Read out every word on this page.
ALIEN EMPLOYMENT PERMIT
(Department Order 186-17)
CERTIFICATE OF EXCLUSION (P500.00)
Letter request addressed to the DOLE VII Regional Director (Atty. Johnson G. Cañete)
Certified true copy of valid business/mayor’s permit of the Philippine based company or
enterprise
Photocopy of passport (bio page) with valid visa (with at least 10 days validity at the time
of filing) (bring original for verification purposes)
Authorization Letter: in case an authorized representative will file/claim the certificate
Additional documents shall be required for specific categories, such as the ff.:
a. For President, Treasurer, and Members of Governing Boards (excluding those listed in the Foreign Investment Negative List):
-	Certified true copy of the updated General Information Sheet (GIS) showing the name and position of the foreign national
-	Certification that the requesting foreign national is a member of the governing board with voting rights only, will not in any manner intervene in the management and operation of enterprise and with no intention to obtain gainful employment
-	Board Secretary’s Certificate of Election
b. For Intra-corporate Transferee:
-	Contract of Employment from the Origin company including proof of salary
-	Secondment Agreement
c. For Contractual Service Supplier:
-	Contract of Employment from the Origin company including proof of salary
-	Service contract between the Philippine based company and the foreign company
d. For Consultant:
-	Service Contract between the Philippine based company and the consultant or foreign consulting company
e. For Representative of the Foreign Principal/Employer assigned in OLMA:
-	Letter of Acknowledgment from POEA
= = = = = = =
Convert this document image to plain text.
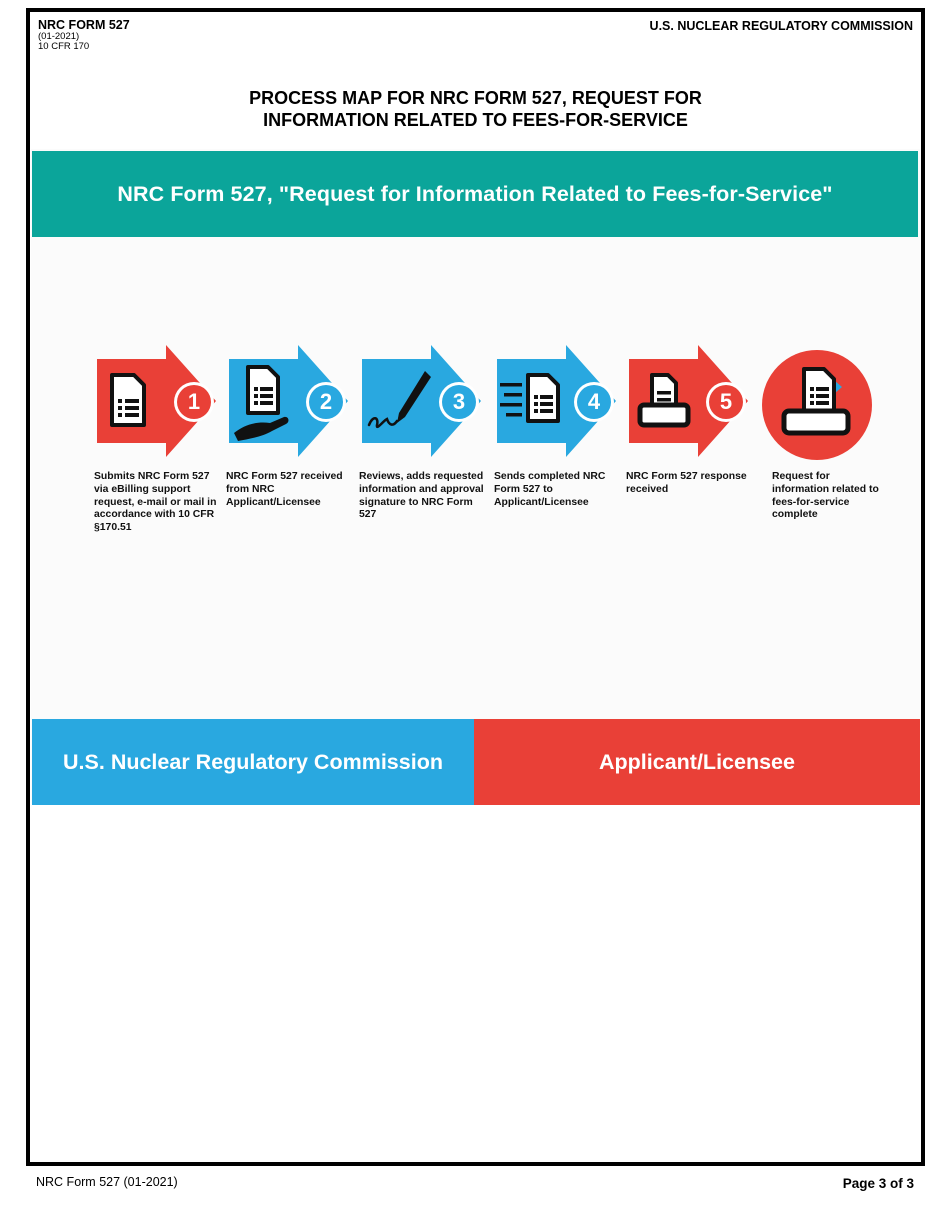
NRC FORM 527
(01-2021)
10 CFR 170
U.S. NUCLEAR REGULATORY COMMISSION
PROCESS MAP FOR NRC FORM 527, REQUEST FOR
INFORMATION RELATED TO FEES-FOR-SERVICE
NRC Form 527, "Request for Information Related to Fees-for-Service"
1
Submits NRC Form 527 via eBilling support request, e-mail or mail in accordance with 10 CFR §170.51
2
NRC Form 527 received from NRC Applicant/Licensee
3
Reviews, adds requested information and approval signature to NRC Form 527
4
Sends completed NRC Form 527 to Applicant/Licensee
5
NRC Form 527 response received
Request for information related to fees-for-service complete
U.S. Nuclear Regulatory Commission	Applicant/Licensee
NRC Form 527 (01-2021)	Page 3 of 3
= = = = = = =
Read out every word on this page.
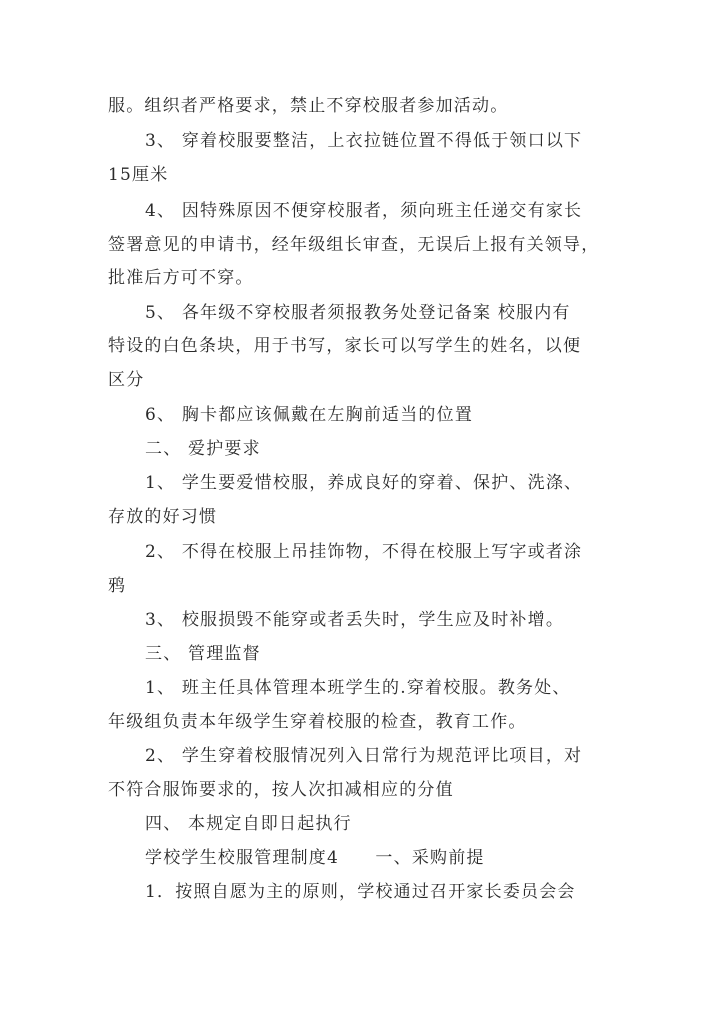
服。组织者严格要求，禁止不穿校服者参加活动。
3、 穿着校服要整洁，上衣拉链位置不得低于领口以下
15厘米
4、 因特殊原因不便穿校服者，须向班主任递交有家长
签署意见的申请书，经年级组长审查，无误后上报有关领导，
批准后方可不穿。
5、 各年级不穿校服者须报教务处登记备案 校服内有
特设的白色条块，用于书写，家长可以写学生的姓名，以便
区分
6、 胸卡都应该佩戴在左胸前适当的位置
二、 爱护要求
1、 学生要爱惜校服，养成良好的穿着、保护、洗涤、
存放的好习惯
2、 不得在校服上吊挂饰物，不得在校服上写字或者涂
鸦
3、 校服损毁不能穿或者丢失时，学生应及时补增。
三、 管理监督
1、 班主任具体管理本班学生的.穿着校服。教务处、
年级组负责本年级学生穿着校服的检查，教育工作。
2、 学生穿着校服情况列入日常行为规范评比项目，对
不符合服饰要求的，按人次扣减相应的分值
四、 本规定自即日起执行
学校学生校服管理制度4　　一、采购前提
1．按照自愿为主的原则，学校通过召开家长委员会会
= = = = = = =
### To be done
Consider the entries above and return each line with the string "Applicant".

### Expected answer
NRC Form 527 received from NRC Applicant/Licensee
Sends completed NRC Form 527 to Applicant/Licensee
U.S. Nuclear Regulatory Commission	Applicant/Licensee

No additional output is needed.